Work to do:
Below is a set of records; print all of them exactly as written.

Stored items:
+++++

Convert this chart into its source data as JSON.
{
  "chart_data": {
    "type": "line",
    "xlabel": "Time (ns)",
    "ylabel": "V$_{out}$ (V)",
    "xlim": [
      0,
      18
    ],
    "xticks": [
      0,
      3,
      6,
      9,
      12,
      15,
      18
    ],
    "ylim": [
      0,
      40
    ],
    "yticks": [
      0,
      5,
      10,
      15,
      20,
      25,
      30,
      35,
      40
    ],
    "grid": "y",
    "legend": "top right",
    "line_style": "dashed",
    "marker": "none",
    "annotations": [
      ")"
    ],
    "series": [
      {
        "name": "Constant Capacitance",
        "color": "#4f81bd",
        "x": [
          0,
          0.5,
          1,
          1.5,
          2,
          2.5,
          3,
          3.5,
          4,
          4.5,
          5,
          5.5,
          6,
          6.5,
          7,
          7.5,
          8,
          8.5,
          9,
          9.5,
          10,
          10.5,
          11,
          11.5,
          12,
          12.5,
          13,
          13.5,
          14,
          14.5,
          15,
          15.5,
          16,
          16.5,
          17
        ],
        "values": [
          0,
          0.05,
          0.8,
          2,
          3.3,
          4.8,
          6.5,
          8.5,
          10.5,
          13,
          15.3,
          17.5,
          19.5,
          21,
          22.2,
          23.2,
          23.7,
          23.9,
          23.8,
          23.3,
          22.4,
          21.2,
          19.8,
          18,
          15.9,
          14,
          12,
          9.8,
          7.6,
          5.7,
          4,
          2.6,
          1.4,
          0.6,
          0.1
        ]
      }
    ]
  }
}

+++++

Task response:
Convert this chart into its source data as JSON.
{
  "chart_data": {
    "type": "line",
    "xlabel": "Time (ns)",
    "ylabel": "V$_{out}$ (V)",
    "xlim": [
      0,
      18
    ],
    "xticks": [
      0,
      3,
      6,
      9,
      12,
      15,
      18
    ],
    "ylim": [
      0,
      40
    ],
    "yticks": [
      0,
      5,
      10,
      15,
      20,
      25,
      30,
      35,
      40
    ],
    "grid": "y",
    "legend": "top right",
    "line_style": "dashed",
    "marker": "none",
    "annotations": [
      ")"
    ],
    "series": [
      {
        "name": "Constant Capacitance",
        "color": "#4f81bd",
        "x": [
          0,
          0.5,
          1,
          1.5,
          2,
          2.5,
          3,
          3.5,
          4,
          4.5,
          5,
          5.5,
          6,
          6.5,
          7,
          7.5,
          8,
          8.5,
          9,
          9.5,
          10,
          10.5,
          11,
          11.5,
          12,
          12.5,
          13,
          13.5,
          14,
          14.5,
          15,
          15.5,
          16,
          16.5,
          17
        ],
        "values": [
          0,
          0.05,
          0.8,
          2,
          3.3,
          4.8,
          6.5,
          8.5,
          10.5,
          13,
          15.3,
          17.5,
          19.5,
          21,
          22.2,
          23.2,
          23.7,
          23.9,
          23.8,
          23.3,
          22.4,
          21.2,
          19.8,
          18,
          15.9,
          14,
          12,
          9.8,
          7.6,
          5.7,
          4,
          2.6,
          1.4,
          0.6,
          0.1
        ]
      }
    ]
  }
}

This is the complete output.